*TO DO*.
Below are the records; restate all of them word for word.

*PROVIDED INFORMATION*.
■ ■ ■ ■ ■

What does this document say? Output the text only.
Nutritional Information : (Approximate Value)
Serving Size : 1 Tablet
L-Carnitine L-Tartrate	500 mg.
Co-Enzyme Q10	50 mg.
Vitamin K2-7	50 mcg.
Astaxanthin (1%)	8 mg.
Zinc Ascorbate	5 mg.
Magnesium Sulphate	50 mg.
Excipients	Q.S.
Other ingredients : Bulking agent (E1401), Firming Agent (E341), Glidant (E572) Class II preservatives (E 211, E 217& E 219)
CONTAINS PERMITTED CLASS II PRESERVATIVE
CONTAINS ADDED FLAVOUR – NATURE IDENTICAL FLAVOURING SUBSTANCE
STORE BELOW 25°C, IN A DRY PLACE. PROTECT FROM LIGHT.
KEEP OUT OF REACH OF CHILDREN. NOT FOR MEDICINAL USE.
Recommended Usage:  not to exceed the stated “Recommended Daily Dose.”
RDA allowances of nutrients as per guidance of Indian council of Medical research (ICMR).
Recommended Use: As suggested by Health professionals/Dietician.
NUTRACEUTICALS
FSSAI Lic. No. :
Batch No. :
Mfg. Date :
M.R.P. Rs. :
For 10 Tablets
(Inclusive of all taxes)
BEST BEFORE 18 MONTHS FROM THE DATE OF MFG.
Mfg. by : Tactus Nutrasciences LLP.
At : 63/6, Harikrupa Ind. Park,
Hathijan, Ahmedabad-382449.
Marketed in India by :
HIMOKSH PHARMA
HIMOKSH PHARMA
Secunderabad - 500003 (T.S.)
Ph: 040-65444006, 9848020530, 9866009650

■ ■ ■ ■ ■

*WRITTEN RESPONSE*.
What does this document say? Output the text only.
Nutritional Information : (Approximate Value)
Serving Size : 1 Tablet
L-Carnitine L-Tartrate	500 mg.
Co-Enzyme Q10	50 mg.
Vitamin K2-7	50 mcg.
Astaxanthin (1%)	8 mg.
Zinc Ascorbate	5 mg.
Magnesium Sulphate	50 mg.
Excipients	Q.S.
Other ingredients : Bulking agent (E1401), Firming Agent (E341), Glidant (E572) Class II preservatives (E 211, E 217& E 219)
CONTAINS PERMITTED CLASS II PRESERVATIVE
CONTAINS ADDED FLAVOUR – NATURE IDENTICAL FLAVOURING SUBSTANCE
STORE BELOW 25°C, IN A DRY PLACE. PROTECT FROM LIGHT.
KEEP OUT OF REACH OF CHILDREN. NOT FOR MEDICINAL USE.
Recommended Usage:  not to exceed the stated “Recommended Daily Dose.”
RDA allowances of nutrients as per guidance of Indian council of Medical research (ICMR).
Recommended Use: As suggested by Health professionals/Dietician.
NUTRACEUTICALS
FSSAI Lic. No. :
Batch No. :
Mfg. Date :
M.R.P. Rs. :
For 10 Tablets
(Inclusive of all taxes)
BEST BEFORE 18 MONTHS FROM THE DATE OF MFG.
Mfg. by : Tactus Nutrasciences LLP.
At : 63/6, Harikrupa Ind. Park,
Hathijan, Ahmedabad-382449.
Marketed in India by :
HIMOKSH PHARMA
HIMOKSH PHARMA
Secunderabad - 500003 (T.S.)
Ph: 040-65444006, 9848020530, 9866009650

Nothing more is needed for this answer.